• _What you are asked to do_
Check each line of the data for "juni" and select those that have it.

• _Given records_
========
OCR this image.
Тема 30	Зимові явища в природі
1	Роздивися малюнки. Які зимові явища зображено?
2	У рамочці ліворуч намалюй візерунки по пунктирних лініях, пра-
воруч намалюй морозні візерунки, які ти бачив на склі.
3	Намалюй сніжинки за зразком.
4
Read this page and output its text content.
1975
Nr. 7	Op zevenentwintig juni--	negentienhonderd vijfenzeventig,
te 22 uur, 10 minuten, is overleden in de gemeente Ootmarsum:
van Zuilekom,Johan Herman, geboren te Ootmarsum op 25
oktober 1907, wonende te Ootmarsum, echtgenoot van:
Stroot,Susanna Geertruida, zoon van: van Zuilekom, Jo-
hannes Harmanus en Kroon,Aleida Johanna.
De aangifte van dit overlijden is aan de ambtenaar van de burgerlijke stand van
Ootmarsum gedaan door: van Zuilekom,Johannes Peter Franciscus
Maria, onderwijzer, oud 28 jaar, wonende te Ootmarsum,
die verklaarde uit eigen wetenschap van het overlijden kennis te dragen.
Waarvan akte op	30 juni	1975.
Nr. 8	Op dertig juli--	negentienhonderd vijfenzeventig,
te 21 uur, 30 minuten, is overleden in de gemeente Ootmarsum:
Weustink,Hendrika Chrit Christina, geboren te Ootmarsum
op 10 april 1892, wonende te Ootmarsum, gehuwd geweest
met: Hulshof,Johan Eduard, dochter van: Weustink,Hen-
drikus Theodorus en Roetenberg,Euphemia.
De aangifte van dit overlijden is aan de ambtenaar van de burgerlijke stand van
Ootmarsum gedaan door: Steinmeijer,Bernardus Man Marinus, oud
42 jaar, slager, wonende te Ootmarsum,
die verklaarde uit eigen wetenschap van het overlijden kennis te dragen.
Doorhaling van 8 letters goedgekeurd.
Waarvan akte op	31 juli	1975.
========
• _Answer to this exercise_
Nr. 7	Op zevenentwintig juni--	negentienhonderd vijfenzeventig,
Waarvan akte op	30 juni	1975.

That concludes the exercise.